PROBLEM STATEMENT:
Print every line of the listing exactly, please.

════════════════

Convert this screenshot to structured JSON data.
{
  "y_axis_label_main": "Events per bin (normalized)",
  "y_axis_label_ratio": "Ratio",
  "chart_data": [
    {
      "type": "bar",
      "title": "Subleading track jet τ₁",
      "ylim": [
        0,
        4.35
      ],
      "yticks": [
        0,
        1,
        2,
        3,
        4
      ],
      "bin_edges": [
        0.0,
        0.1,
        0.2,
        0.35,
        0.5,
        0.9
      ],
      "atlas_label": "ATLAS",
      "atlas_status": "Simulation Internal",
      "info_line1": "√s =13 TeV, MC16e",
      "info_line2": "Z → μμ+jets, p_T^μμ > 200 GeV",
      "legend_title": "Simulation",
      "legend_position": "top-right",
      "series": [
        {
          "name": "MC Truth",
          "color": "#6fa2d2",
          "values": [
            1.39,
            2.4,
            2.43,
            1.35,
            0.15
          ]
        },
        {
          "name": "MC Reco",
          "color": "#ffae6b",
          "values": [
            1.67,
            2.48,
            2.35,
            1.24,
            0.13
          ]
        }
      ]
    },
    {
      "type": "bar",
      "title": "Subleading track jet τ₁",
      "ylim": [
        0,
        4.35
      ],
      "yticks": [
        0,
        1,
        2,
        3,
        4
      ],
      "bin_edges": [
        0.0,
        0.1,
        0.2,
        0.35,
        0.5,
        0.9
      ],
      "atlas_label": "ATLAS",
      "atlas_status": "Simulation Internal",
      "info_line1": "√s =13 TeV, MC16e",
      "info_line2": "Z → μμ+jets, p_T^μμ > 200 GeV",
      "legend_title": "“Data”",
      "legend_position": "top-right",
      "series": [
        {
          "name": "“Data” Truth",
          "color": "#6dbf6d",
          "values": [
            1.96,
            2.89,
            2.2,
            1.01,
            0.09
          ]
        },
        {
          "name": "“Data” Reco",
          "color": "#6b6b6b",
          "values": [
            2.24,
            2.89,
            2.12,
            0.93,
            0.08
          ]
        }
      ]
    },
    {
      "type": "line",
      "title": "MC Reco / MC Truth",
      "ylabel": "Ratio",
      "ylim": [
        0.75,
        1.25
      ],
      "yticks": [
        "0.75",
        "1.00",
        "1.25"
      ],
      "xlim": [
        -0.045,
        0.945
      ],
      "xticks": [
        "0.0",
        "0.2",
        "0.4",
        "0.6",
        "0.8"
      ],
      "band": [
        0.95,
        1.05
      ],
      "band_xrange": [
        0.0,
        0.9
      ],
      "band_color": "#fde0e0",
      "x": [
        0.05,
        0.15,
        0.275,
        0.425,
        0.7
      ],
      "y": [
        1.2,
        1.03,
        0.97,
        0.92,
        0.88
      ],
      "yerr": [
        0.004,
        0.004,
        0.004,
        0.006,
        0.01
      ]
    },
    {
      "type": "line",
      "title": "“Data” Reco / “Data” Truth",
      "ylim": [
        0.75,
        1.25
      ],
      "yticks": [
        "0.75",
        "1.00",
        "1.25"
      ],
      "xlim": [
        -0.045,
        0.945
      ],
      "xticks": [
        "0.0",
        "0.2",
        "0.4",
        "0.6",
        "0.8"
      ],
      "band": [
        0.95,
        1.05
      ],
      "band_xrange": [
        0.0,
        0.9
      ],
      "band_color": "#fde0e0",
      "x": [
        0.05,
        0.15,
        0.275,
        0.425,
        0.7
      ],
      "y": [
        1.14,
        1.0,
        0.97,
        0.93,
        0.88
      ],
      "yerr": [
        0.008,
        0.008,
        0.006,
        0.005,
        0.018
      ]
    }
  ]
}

════════════════

OUTPUT FOR THIS EXERCISE:
Convert this screenshot to structured JSON data.
{
  "y_axis_label_main": "Events per bin (normalized)",
  "y_axis_label_ratio": "Ratio",
  "chart_data": [
    {
      "type": "bar",
      "title": "Subleading track jet τ₁",
      "ylim": [
        0,
        4.35
      ],
      "yticks": [
        0,
        1,
        2,
        3,
        4
      ],
      "bin_edges": [
        0.0,
        0.1,
        0.2,
        0.35,
        0.5,
        0.9
      ],
      "atlas_label": "ATLAS",
      "atlas_status": "Simulation Internal",
      "info_line1": "√s =13 TeV, MC16e",
      "info_line2": "Z → μμ+jets, p_T^μμ > 200 GeV",
      "legend_title": "Simulation",
      "legend_position": "top-right",
      "series": [
        {
          "name": "MC Truth",
          "color": "#6fa2d2",
          "values": [
            1.39,
            2.4,
            2.43,
            1.35,
            0.15
          ]
        },
        {
          "name": "MC Reco",
          "color": "#ffae6b",
          "values": [
            1.67,
            2.48,
            2.35,
            1.24,
            0.13
          ]
        }
      ]
    },
    {
      "type": "bar",
      "title": "Subleading track jet τ₁",
      "ylim": [
        0,
        4.35
      ],
      "yticks": [
        0,
        1,
        2,
        3,
        4
      ],
      "bin_edges": [
        0.0,
        0.1,
        0.2,
        0.35,
        0.5,
        0.9
      ],
      "atlas_label": "ATLAS",
      "atlas_status": "Simulation Internal",
      "info_line1": "√s =13 TeV, MC16e",
      "info_line2": "Z → μμ+jets, p_T^μμ > 200 GeV",
      "legend_title": "“Data”",
      "legend_position": "top-right",
      "series": [
        {
          "name": "“Data” Truth",
          "color": "#6dbf6d",
          "values": [
            1.96,
            2.89,
            2.2,
            1.01,
            0.09
          ]
        },
        {
          "name": "“Data” Reco",
          "color": "#6b6b6b",
          "values": [
            2.24,
            2.89,
            2.12,
            0.93,
            0.08
          ]
        }
      ]
    },
    {
      "type": "line",
      "title": "MC Reco / MC Truth",
      "ylabel": "Ratio",
      "ylim": [
        0.75,
        1.25
      ],
      "yticks": [
        "0.75",
        "1.00",
        "1.25"
      ],
      "xlim": [
        -0.045,
        0.945
      ],
      "xticks": [
        "0.0",
        "0.2",
        "0.4",
        "0.6",
        "0.8"
      ],
      "band": [
        0.95,
        1.05
      ],
      "band_xrange": [
        0.0,
        0.9
      ],
      "band_color": "#fde0e0",
      "x": [
        0.05,
        0.15,
        0.275,
        0.425,
        0.7
      ],
      "y": [
        1.2,
        1.03,
        0.97,
        0.92,
        0.88
      ],
      "yerr": [
        0.004,
        0.004,
        0.004,
        0.006,
        0.01
      ]
    },
    {
      "type": "line",
      "title": "“Data” Reco / “Data” Truth",
      "ylim": [
        0.75,
        1.25
      ],
      "yticks": [
        "0.75",
        "1.00",
        "1.25"
      ],
      "xlim": [
        -0.045,
        0.945
      ],
      "xticks": [
        "0.0",
        "0.2",
        "0.4",
        "0.6",
        "0.8"
      ],
      "band": [
        0.95,
        1.05
      ],
      "band_xrange": [
        0.0,
        0.9
      ],
      "band_color": "#fde0e0",
      "x": [
        0.05,
        0.15,
        0.275,
        0.425,
        0.7
      ],
      "y": [
        1.14,
        1.0,
        0.97,
        0.93,
        0.88
      ],
      "yerr": [
        0.008,
        0.008,
        0.006,
        0.005,
        0.018
      ]
    }
  ]
}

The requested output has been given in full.